What to work on:
Check each line of the listing for the string "users", count the lines that have it, and answer with that number only.

Exercise input:
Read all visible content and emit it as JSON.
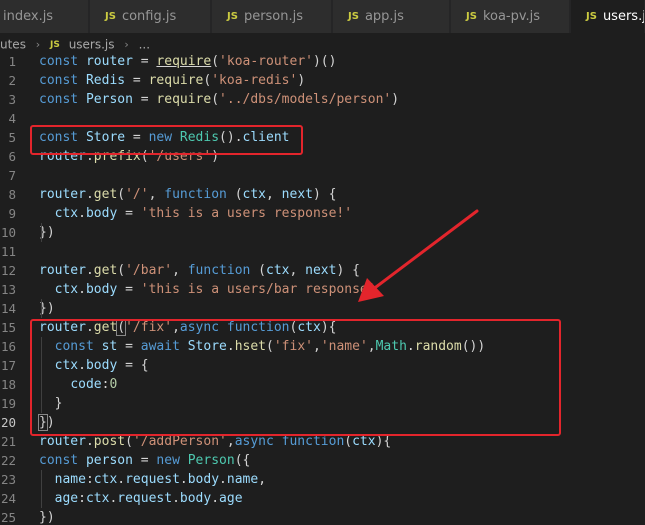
{
  "tabs": [
    {
      "label": "index.js",
      "has_js_icon": false,
      "active": false
    },
    {
      "label": "config.js",
      "has_js_icon": true,
      "active": false
    },
    {
      "label": "person.js",
      "has_js_icon": true,
      "active": false
    },
    {
      "label": "app.js",
      "has_js_icon": true,
      "active": false
    },
    {
      "label": "koa-pv.js",
      "has_js_icon": true,
      "active": false
    },
    {
      "label": "users.js",
      "has_js_icon": true,
      "active": true
    }
  ],
  "js_icon_text": "JS",
  "breadcrumb": {
    "folder": "utes",
    "file": "users.js",
    "more": "...",
    "separator": "›"
  },
  "lines": [
    {
      "n": "1",
      "tokens": [
        [
          "kw",
          "const"
        ],
        [
          "plain",
          " "
        ],
        [
          "var",
          "router"
        ],
        [
          "plain",
          " = "
        ],
        [
          "fn",
          "require",
          "under"
        ],
        [
          "plain",
          "("
        ],
        [
          "str",
          "'koa-router'"
        ],
        [
          "plain",
          ")()"
        ]
      ]
    },
    {
      "n": "2",
      "tokens": [
        [
          "kw",
          "const"
        ],
        [
          "plain",
          " "
        ],
        [
          "var",
          "Redis"
        ],
        [
          "plain",
          " = "
        ],
        [
          "fn",
          "require"
        ],
        [
          "plain",
          "("
        ],
        [
          "str",
          "'koa-redis'"
        ],
        [
          "plain",
          ")"
        ]
      ]
    },
    {
      "n": "3",
      "tokens": [
        [
          "kw",
          "const"
        ],
        [
          "plain",
          " "
        ],
        [
          "var",
          "Person"
        ],
        [
          "plain",
          " = "
        ],
        [
          "fn",
          "require"
        ],
        [
          "plain",
          "("
        ],
        [
          "str",
          "'../dbs/models/person'"
        ],
        [
          "plain",
          ")"
        ]
      ]
    },
    {
      "n": "4",
      "tokens": []
    },
    {
      "n": "5",
      "tokens": [
        [
          "kw",
          "const"
        ],
        [
          "plain",
          " "
        ],
        [
          "var",
          "Store"
        ],
        [
          "plain",
          " = "
        ],
        [
          "kw",
          "new"
        ],
        [
          "plain",
          " "
        ],
        [
          "cls",
          "Redis"
        ],
        [
          "plain",
          "()."
        ],
        [
          "var",
          "client"
        ]
      ]
    },
    {
      "n": "6",
      "tokens": [
        [
          "var",
          "router"
        ],
        [
          "plain",
          "."
        ],
        [
          "fn",
          "prefix"
        ],
        [
          "plain",
          "("
        ],
        [
          "str",
          "'/users'"
        ],
        [
          "plain",
          ")"
        ]
      ]
    },
    {
      "n": "7",
      "tokens": []
    },
    {
      "n": "8",
      "tokens": [
        [
          "var",
          "router"
        ],
        [
          "plain",
          "."
        ],
        [
          "fn",
          "get"
        ],
        [
          "plain",
          "("
        ],
        [
          "str",
          "'/'"
        ],
        [
          "plain",
          ", "
        ],
        [
          "kw",
          "function"
        ],
        [
          "plain",
          " ("
        ],
        [
          "var",
          "ctx"
        ],
        [
          "plain",
          ", "
        ],
        [
          "var",
          "next"
        ],
        [
          "plain",
          ") {"
        ]
      ]
    },
    {
      "n": "9",
      "tokens": [
        [
          "plain",
          "  "
        ],
        [
          "var",
          "ctx"
        ],
        [
          "plain",
          "."
        ],
        [
          "var",
          "body"
        ],
        [
          "plain",
          " = "
        ],
        [
          "str",
          "'this is a users response!'"
        ]
      ]
    },
    {
      "n": "10",
      "tokens": [
        [
          "plain",
          "})"
        ]
      ]
    },
    {
      "n": "11",
      "tokens": []
    },
    {
      "n": "12",
      "tokens": [
        [
          "var",
          "router"
        ],
        [
          "plain",
          "."
        ],
        [
          "fn",
          "get"
        ],
        [
          "plain",
          "("
        ],
        [
          "str",
          "'/bar'"
        ],
        [
          "plain",
          ", "
        ],
        [
          "kw",
          "function"
        ],
        [
          "plain",
          " ("
        ],
        [
          "var",
          "ctx"
        ],
        [
          "plain",
          ", "
        ],
        [
          "var",
          "next"
        ],
        [
          "plain",
          ") {"
        ]
      ]
    },
    {
      "n": "13",
      "tokens": [
        [
          "plain",
          "  "
        ],
        [
          "var",
          "ctx"
        ],
        [
          "plain",
          "."
        ],
        [
          "var",
          "body"
        ],
        [
          "plain",
          " = "
        ],
        [
          "str",
          "'this is a users/bar response'"
        ]
      ]
    },
    {
      "n": "14",
      "tokens": [
        [
          "plain",
          "})"
        ]
      ]
    },
    {
      "n": "15",
      "tokens": [
        [
          "var",
          "router"
        ],
        [
          "plain",
          "."
        ],
        [
          "fn",
          "get"
        ],
        [
          "plain",
          "(",
          "brk"
        ],
        [
          "str",
          "'/fix'"
        ],
        [
          "plain",
          ","
        ],
        [
          "kw",
          "async"
        ],
        [
          "plain",
          " "
        ],
        [
          "kw",
          "function"
        ],
        [
          "plain",
          "("
        ],
        [
          "var",
          "ctx"
        ],
        [
          "plain",
          "){"
        ]
      ]
    },
    {
      "n": "16",
      "tokens": [
        [
          "plain",
          "  "
        ],
        [
          "kw",
          "const"
        ],
        [
          "plain",
          " "
        ],
        [
          "var",
          "st"
        ],
        [
          "plain",
          " = "
        ],
        [
          "kw",
          "await"
        ],
        [
          "plain",
          " "
        ],
        [
          "var",
          "Store"
        ],
        [
          "plain",
          "."
        ],
        [
          "fn",
          "hset"
        ],
        [
          "plain",
          "("
        ],
        [
          "str",
          "'fix'"
        ],
        [
          "plain",
          ","
        ],
        [
          "str",
          "'name'"
        ],
        [
          "plain",
          ","
        ],
        [
          "cls",
          "Math"
        ],
        [
          "plain",
          "."
        ],
        [
          "fn",
          "random"
        ],
        [
          "plain",
          "())"
        ]
      ]
    },
    {
      "n": "17",
      "tokens": [
        [
          "plain",
          "  "
        ],
        [
          "var",
          "ctx"
        ],
        [
          "plain",
          "."
        ],
        [
          "var",
          "body"
        ],
        [
          "plain",
          " = {"
        ]
      ]
    },
    {
      "n": "18",
      "tokens": [
        [
          "plain",
          "    "
        ],
        [
          "var",
          "code"
        ],
        [
          "plain",
          ":"
        ],
        [
          "num",
          "0"
        ]
      ]
    },
    {
      "n": "19",
      "tokens": [
        [
          "plain",
          "  }"
        ]
      ]
    },
    {
      "n": "20",
      "tokens": [
        [
          "plain",
          "}",
          "brk"
        ],
        [
          "plain",
          ")"
        ]
      ],
      "current": true
    },
    {
      "n": "21",
      "tokens": [
        [
          "var",
          "router"
        ],
        [
          "plain",
          "."
        ],
        [
          "fn",
          "post"
        ],
        [
          "plain",
          "("
        ],
        [
          "str",
          "'/addPerson'"
        ],
        [
          "plain",
          ","
        ],
        [
          "kw",
          "async"
        ],
        [
          "plain",
          " "
        ],
        [
          "kw",
          "function"
        ],
        [
          "plain",
          "("
        ],
        [
          "var",
          "ctx"
        ],
        [
          "plain",
          "){"
        ]
      ]
    },
    {
      "n": "22",
      "tokens": [
        [
          "kw",
          "const"
        ],
        [
          "plain",
          " "
        ],
        [
          "var",
          "person"
        ],
        [
          "plain",
          " = "
        ],
        [
          "kw",
          "new"
        ],
        [
          "plain",
          " "
        ],
        [
          "cls",
          "Person"
        ],
        [
          "plain",
          "({"
        ]
      ]
    },
    {
      "n": "23",
      "tokens": [
        [
          "plain",
          "  "
        ],
        [
          "var",
          "name"
        ],
        [
          "plain",
          ":"
        ],
        [
          "var",
          "ctx"
        ],
        [
          "plain",
          "."
        ],
        [
          "var",
          "request"
        ],
        [
          "plain",
          "."
        ],
        [
          "var",
          "body"
        ],
        [
          "plain",
          "."
        ],
        [
          "var",
          "name"
        ],
        [
          "plain",
          ","
        ]
      ]
    },
    {
      "n": "24",
      "tokens": [
        [
          "plain",
          "  "
        ],
        [
          "var",
          "age"
        ],
        [
          "plain",
          ":"
        ],
        [
          "var",
          "ctx"
        ],
        [
          "plain",
          "."
        ],
        [
          "var",
          "request"
        ],
        [
          "plain",
          "."
        ],
        [
          "var",
          "body"
        ],
        [
          "plain",
          "."
        ],
        [
          "var",
          "age"
        ]
      ]
    },
    {
      "n": "25",
      "tokens": [
        [
          "plain",
          "})"
        ]
      ]
    }
  ],
  "annotation_color": "#e3252c",
  "syntax_colors": {
    "keyword": "#569cd6",
    "variable": "#9cdcfe",
    "function": "#dcdcaa",
    "string": "#ce9178",
    "number": "#b5cea8",
    "class": "#4ec9b0",
    "text": "#d4d4d4",
    "background": "#1e1e1e"
  }
}
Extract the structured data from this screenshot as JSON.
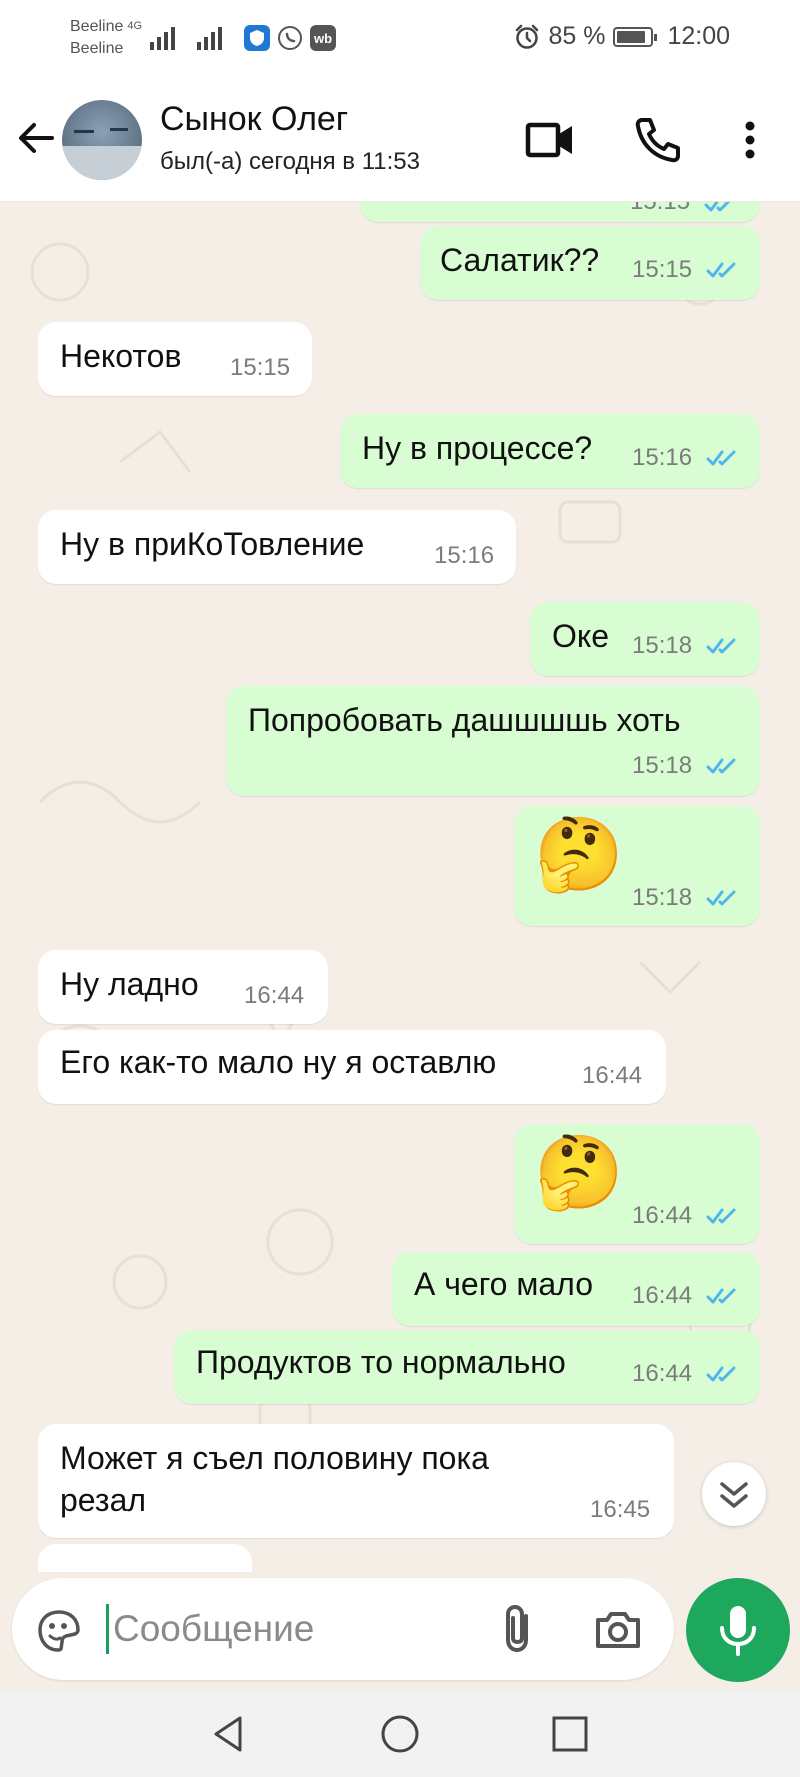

Problem solution:
5